Records from a collection of figures:
---
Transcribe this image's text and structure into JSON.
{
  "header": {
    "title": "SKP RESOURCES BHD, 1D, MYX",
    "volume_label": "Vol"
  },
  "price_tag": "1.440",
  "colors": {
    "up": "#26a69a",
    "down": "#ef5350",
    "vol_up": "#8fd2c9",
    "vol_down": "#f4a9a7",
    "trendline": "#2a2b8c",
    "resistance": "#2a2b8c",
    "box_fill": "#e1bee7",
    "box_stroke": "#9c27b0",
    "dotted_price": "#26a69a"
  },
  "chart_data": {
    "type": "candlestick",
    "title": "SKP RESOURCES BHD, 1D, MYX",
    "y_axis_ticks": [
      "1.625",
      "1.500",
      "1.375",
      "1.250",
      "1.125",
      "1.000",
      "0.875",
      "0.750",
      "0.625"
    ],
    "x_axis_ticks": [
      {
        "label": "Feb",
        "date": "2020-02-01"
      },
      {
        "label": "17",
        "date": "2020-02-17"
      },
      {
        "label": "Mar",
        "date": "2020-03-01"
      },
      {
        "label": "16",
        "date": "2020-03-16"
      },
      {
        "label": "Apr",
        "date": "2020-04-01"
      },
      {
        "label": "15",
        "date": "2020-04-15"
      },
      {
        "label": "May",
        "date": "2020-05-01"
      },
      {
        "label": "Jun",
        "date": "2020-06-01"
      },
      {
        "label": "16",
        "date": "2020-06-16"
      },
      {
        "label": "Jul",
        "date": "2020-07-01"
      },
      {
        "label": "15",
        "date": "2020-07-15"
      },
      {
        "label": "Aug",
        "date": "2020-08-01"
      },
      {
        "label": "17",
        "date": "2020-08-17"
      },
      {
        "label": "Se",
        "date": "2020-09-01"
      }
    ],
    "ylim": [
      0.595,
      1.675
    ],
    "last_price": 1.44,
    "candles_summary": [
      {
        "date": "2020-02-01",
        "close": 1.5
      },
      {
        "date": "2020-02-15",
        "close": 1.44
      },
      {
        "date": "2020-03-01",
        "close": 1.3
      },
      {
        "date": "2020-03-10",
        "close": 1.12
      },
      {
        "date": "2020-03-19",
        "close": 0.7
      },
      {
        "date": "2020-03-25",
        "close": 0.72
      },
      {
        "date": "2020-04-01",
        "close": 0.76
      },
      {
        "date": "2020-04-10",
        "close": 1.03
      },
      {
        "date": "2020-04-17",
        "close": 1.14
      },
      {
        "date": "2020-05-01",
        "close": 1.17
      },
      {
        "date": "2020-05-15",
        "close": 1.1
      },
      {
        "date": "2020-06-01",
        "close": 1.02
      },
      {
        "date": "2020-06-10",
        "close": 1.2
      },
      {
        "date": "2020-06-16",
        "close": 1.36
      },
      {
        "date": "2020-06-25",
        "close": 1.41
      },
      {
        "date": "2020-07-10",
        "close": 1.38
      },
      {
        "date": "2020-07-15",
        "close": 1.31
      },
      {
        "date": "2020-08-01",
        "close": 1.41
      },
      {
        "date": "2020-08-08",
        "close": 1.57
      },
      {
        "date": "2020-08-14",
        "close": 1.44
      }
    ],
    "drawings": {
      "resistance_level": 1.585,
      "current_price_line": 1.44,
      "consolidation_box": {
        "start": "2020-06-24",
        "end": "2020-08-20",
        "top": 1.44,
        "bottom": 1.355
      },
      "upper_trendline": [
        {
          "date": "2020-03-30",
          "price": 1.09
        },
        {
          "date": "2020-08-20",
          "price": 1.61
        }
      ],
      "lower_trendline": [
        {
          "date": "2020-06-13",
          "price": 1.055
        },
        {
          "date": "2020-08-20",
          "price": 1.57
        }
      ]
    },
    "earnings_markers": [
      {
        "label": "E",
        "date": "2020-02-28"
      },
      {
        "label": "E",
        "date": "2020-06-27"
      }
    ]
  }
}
---
From the data above, extract every line in its exact form.

Answer for this exercise>
Transcribe this image's text and structure into JSON.
{
  "header": {
    "title": "SKP RESOURCES BHD, 1D, MYX",
    "volume_label": "Vol"
  },
  "price_tag": "1.440",
  "colors": {
    "up": "#26a69a",
    "down": "#ef5350",
    "vol_up": "#8fd2c9",
    "vol_down": "#f4a9a7",
    "trendline": "#2a2b8c",
    "resistance": "#2a2b8c",
    "box_fill": "#e1bee7",
    "box_stroke": "#9c27b0",
    "dotted_price": "#26a69a"
  },
  "chart_data": {
    "type": "candlestick",
    "title": "SKP RESOURCES BHD, 1D, MYX",
    "y_axis_ticks": [
      "1.625",
      "1.500",
      "1.375",
      "1.250",
      "1.125",
      "1.000",
      "0.875",
      "0.750",
      "0.625"
    ],
    "x_axis_ticks": [
      {
        "label": "Feb",
        "date": "2020-02-01"
      },
      {
        "label": "17",
        "date": "2020-02-17"
      },
      {
        "label": "Mar",
        "date": "2020-03-01"
      },
      {
        "label": "16",
        "date": "2020-03-16"
      },
      {
        "label": "Apr",
        "date": "2020-04-01"
      },
      {
        "label": "15",
        "date": "2020-04-15"
      },
      {
        "label": "May",
        "date": "2020-05-01"
      },
      {
        "label": "Jun",
        "date": "2020-06-01"
      },
      {
        "label": "16",
        "date": "2020-06-16"
      },
      {
        "label": "Jul",
        "date": "2020-07-01"
      },
      {
        "label": "15",
        "date": "2020-07-15"
      },
      {
        "label": "Aug",
        "date": "2020-08-01"
      },
      {
        "label": "17",
        "date": "2020-08-17"
      },
      {
        "label": "Se",
        "date": "2020-09-01"
      }
    ],
    "ylim": [
      0.595,
      1.675
    ],
    "last_price": 1.44,
    "candles_summary": [
      {
        "date": "2020-02-01",
        "close": 1.5
      },
      {
        "date": "2020-02-15",
        "close": 1.44
      },
      {
        "date": "2020-03-01",
        "close": 1.3
      },
      {
        "date": "2020-03-10",
        "close": 1.12
      },
      {
        "date": "2020-03-19",
        "close": 0.7
      },
      {
        "date": "2020-03-25",
        "close": 0.72
      },
      {
        "date": "2020-04-01",
        "close": 0.76
      },
      {
        "date": "2020-04-10",
        "close": 1.03
      },
      {
        "date": "2020-04-17",
        "close": 1.14
      },
      {
        "date": "2020-05-01",
        "close": 1.17
      },
      {
        "date": "2020-05-15",
        "close": 1.1
      },
      {
        "date": "2020-06-01",
        "close": 1.02
      },
      {
        "date": "2020-06-10",
        "close": 1.2
      },
      {
        "date": "2020-06-16",
        "close": 1.36
      },
      {
        "date": "2020-06-25",
        "close": 1.41
      },
      {
        "date": "2020-07-10",
        "close": 1.38
      },
      {
        "date": "2020-07-15",
        "close": 1.31
      },
      {
        "date": "2020-08-01",
        "close": 1.41
      },
      {
        "date": "2020-08-08",
        "close": 1.57
      },
      {
        "date": "2020-08-14",
        "close": 1.44
      }
    ],
    "drawings": {
      "resistance_level": 1.585,
      "current_price_line": 1.44,
      "consolidation_box": {
        "start": "2020-06-24",
        "end": "2020-08-20",
        "top": 1.44,
        "bottom": 1.355
      },
      "upper_trendline": [
        {
          "date": "2020-03-30",
          "price": 1.09
        },
        {
          "date": "2020-08-20",
          "price": 1.61
        }
      ],
      "lower_trendline": [
        {
          "date": "2020-06-13",
          "price": 1.055
        },
        {
          "date": "2020-08-20",
          "price": 1.57
        }
      ]
    },
    "earnings_markers": [
      {
        "label": "E",
        "date": "2020-02-28"
      },
      {
        "label": "E",
        "date": "2020-06-27"
      }
    ]
  }
}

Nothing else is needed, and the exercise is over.